What needs to be done: Only the lines from the one containing "What data populates" through the end of the data below should be copied, each exactly as written and with both ends kept.

Data provided:
——

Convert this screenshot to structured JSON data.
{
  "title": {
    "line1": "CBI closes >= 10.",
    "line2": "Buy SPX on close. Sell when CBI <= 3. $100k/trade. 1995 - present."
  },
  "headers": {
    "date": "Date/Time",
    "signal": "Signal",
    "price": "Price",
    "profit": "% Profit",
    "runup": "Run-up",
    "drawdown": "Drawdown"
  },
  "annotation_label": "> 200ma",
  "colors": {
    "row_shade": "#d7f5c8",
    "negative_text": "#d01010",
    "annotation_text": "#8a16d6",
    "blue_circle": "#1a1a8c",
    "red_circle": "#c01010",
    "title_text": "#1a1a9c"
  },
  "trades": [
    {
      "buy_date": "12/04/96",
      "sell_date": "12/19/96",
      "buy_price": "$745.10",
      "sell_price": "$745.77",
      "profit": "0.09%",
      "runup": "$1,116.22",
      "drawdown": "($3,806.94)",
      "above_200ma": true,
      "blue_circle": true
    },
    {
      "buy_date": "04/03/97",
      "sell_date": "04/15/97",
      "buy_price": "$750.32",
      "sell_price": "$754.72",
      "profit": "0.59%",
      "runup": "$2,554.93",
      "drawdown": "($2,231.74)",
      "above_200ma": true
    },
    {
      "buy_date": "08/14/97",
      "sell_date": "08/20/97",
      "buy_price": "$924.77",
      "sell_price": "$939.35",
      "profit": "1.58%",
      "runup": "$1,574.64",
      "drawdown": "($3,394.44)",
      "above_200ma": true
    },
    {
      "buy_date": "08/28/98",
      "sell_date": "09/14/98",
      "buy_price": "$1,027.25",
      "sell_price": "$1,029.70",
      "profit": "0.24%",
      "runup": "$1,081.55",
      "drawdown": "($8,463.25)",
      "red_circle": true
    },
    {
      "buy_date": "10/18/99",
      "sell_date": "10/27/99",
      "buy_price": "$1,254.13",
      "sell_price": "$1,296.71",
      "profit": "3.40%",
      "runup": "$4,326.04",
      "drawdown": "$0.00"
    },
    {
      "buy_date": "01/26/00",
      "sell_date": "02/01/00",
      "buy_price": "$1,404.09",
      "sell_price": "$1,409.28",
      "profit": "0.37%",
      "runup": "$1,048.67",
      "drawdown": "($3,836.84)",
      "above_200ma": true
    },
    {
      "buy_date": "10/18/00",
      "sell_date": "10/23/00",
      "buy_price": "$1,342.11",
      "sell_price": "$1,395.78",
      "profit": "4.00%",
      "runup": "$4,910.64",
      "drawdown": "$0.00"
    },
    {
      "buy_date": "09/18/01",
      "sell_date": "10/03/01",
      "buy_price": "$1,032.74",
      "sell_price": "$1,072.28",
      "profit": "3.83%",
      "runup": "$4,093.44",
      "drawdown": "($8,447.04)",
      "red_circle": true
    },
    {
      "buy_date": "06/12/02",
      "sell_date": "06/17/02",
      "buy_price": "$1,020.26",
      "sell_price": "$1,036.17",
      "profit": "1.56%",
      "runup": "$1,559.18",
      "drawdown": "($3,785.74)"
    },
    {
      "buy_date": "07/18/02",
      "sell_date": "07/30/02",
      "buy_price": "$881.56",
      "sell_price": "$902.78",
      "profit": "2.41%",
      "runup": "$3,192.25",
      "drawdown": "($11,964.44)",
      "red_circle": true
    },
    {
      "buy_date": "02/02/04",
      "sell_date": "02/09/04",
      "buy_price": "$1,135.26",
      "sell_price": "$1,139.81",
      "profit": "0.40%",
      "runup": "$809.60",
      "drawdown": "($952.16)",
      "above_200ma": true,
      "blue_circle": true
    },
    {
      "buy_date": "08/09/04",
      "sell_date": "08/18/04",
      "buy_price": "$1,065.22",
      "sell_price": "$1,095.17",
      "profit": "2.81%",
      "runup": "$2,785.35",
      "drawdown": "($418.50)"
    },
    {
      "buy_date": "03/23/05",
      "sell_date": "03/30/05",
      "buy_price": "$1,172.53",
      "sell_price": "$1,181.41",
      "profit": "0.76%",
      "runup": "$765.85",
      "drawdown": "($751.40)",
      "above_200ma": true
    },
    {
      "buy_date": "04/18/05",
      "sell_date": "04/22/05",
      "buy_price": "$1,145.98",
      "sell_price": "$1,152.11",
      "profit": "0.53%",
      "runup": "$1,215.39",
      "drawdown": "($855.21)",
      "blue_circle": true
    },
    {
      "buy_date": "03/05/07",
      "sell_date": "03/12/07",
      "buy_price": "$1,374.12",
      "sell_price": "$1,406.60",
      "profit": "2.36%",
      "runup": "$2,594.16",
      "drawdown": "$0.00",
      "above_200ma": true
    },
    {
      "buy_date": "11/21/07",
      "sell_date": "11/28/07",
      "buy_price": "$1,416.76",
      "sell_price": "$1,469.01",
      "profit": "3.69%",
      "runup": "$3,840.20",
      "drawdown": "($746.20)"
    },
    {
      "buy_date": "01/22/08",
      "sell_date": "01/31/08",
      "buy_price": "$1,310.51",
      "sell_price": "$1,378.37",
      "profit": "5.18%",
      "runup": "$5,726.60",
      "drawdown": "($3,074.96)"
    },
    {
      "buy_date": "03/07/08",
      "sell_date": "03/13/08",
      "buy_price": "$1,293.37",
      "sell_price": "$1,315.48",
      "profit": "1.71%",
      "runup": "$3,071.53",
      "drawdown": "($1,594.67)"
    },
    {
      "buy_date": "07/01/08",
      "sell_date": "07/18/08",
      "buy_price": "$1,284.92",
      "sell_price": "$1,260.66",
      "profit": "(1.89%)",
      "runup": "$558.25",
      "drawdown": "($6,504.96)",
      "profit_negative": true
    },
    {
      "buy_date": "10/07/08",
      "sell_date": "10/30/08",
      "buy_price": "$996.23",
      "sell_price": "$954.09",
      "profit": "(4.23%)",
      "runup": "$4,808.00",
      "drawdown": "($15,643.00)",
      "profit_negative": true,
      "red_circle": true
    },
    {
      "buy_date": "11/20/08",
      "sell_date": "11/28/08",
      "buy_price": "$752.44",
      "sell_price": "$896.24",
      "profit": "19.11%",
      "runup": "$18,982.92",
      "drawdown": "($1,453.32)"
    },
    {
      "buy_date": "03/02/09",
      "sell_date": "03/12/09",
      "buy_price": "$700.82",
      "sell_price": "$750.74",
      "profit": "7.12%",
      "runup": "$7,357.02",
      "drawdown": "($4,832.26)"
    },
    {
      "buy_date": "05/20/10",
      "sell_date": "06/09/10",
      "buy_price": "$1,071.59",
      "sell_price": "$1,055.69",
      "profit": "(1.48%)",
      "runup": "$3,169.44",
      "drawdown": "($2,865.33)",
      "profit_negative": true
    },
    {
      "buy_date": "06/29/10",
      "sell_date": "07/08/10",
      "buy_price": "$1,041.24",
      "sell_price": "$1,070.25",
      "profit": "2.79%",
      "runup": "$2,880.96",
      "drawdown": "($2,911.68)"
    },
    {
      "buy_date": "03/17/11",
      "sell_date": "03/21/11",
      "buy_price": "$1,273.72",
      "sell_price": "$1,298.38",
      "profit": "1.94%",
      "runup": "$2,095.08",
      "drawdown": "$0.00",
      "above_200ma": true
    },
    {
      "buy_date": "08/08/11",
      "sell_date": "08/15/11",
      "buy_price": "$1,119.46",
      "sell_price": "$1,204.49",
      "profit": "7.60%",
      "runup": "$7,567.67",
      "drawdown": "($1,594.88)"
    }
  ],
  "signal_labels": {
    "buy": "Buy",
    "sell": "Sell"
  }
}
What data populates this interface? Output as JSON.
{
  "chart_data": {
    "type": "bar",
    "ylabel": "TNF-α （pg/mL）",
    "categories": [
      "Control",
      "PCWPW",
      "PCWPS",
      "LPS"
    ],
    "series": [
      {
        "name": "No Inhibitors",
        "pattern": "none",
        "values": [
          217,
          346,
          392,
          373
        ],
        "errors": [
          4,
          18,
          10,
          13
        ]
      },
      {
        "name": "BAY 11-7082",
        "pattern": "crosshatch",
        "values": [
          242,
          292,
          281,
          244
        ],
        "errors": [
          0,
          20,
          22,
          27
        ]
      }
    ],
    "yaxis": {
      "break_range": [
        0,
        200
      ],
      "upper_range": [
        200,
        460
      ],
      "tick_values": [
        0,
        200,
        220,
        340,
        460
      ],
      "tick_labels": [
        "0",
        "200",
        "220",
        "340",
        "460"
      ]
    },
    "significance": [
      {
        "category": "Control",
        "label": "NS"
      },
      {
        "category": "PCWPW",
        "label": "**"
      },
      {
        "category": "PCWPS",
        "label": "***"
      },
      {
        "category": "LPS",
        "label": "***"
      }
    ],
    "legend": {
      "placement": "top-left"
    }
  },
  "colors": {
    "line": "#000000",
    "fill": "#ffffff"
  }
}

——

Exercise solution:
What data populates this interface? Output as JSON.
{
  "chart_data": {
    "type": "bar",
    "ylabel": "TNF-α （pg/mL）",
    "categories": [
      "Control",
      "PCWPW",
      "PCWPS",
      "LPS"
    ],
    "series": [
      {
        "name": "No Inhibitors",
        "pattern": "none",
        "values": [
          217,
          346,
          392,
          373
        ],
        "errors": [
          4,
          18,
          10,
          13
        ]
      },
      {
        "name": "BAY 11-7082",
        "pattern": "crosshatch",
        "values": [
          242,
          292,
          281,
          244
        ],
        "errors": [
          0,
          20,
          22,
          27
        ]
      }
    ],
    "yaxis": {
      "break_range": [
        0,
        200
      ],
      "upper_range": [
        200,
        460
      ],
      "tick_values": [
        0,
        200,
        220,
        340,
        460
      ],
      "tick_labels": [
        "0",
        "200",
        "220",
        "340",
        "460"
      ]
    },
    "significance": [
      {
        "category": "Control",
        "label": "NS"
      },
      {
        "category": "PCWPW",
        "label": "**"
      },
      {
        "category": "PCWPS",
        "label": "***"
      },
      {
        "category": "LPS",
        "label": "***"
      }
    ],
    "legend": {
      "placement": "top-left"
    }
  },
  "colors": {
    "line": "#000000",
    "fill": "#ffffff"
  }
}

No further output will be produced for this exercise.